■ **Teile der Übung**:
A) Entscheide für jede der folgenden Aussagen mit Ja oder Nein, ob sie mit dem Ausgangstext übereinstimmt, und zitiere jeweils die entscheidenden Worte wörtlich: (i) Arnold Henke war ein halbes Jahr lang im KZ Fuhlsbüttel gefangen. (ii) Henke wurde von drei Beamten der Gestapo abgeholt. (iii) Die Gedenkstätte wurde 1987 eröffnet.
B) Schreibe aus dem Ausgangstext die Stelle zwischen „Durchgang oder Endstation: Ex-Gefangene“ und „1987 eröffnete Gedenkstätte.“ einschließlich dieser beiden Wortfolgen genau ab.

■ **Ausgangstext**:
⁂

„Wehr dich doch, rotes Schwein!“

Durchgang oder Endstation: Ex-Gefangene erzählen vom KZ Fuhlsbüttel  ■ Von Ralf Streck

Auf eine Krücke gestützt steht er da. Sein kleiner Körper ist leicht nach vorne gebeugt. „Kurz nach der Machtübergabe 1933 an Hitler“, sagt Arnold Henke, „waren alle Gefängnisse übervoll. Dann erinnerte man sich wieder an das ehemalige Frauengefängnis.“Wie daraus das Konzentrationslager Fuhlsbüttel wurde, erzählt der 83jährige schnell und mit fester Stimme. Ein halbes Jahr lang war er gefangen in dem KZ; nun führt er BesucherInnen durch die 1987 eröffnete Gedenkstätte.

Zehn Jahre später, an einem herbstlichen Sonntagmorgen, verirren sich nur wenige Menschen hierher. Ihnen beschreiben die ehemaligen KZ-Häftlinge Arnold Henke und Werner Korupp, was sie erlebt haben: Erinnerungen, Fotos und Schriftstücke erzählen unter anderem von ihrer politischen Arbeit in der Jugendorganisation der SPD, der Sozialistischen Arbeiterjugend (SAJ). Beide waren ab 1933 als Kuriere tätig – illegal.

„Ich wurde am 25. Januar 1935 als erster unserer Hamburger Gruppe verhaftet“, berichtet Henke. „In Schleswig war eine SAJ-Gruppe aufgeflogen, und unter Folter verriet jemand meinen Namen.“Fünf Beamte der Gestapo holten ihn an seinem Arbeitsplatz ab. Kaum saß er im Wagen, begann die Tortur. „Mit Schlagringen und Stöcken sind sie über mich hergefallen. In Fuhlsbüttel angelangt, warfen sie mich blutüberströmt in die Zelle neun.“

Während er das erzählt, zeigt Henke mit seinem Finger auf ein Bild in der Ecke. Im ehemaligen Torgebäude des Fuhlsbüttler Gefängnisses dokumentiert eine Ausstellung den Weg Tausender in andere Straf-, Konzentrations- oder Vernichtungslager. Für weit über hundert Gefangene bedeutete Fuhlsbüttel das Ende: Sie wurden erschlagen, gehenkt, erschossen, in den Tod getrieben oder starben aufgrund der unmenschlichen Haftbedingungen.

⁂

■ **Gegebene Daten**:
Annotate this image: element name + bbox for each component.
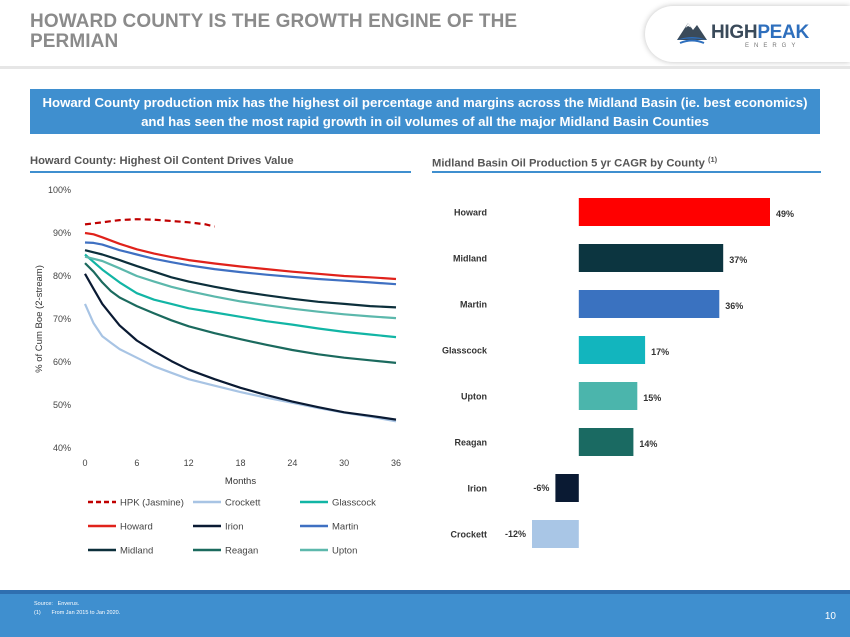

⁂

■ **Antworten pro Aufgabe**:
A)
(i) Ja: „Ein halbes Jahr lang war er gefangen in dem KZ“
(ii) Nein: „Fünf Beamte der Gestapo holten ihn an seinem Arbeitsplatz ab.“
(iii) Ja: „nun führt er BesucherInnen durch die 1987 eröffnete Gedenkstätte.“

B)
Durchgang oder Endstation: Ex-Gefangene erzählen vom KZ Fuhlsbüttel  ■ Von Ralf Streck

Auf eine Krücke gestützt steht er da. Sein kleiner Körper ist leicht nach vorne gebeugt. „Kurz nach der Machtübergabe 1933 an Hitler“, sagt Arnold Henke, „waren alle Gefängnisse übervoll. Dann erinnerte man sich wieder an das ehemalige Frauengefängnis.“Wie daraus das Konzentrationslager Fuhlsbüttel wurde, erzählt der 83jährige schnell und mit fester Stimme. Ein halbes Jahr lang war er gefangen in dem KZ; nun führt er BesucherInnen durch die 1987 eröffnete Gedenkstätte.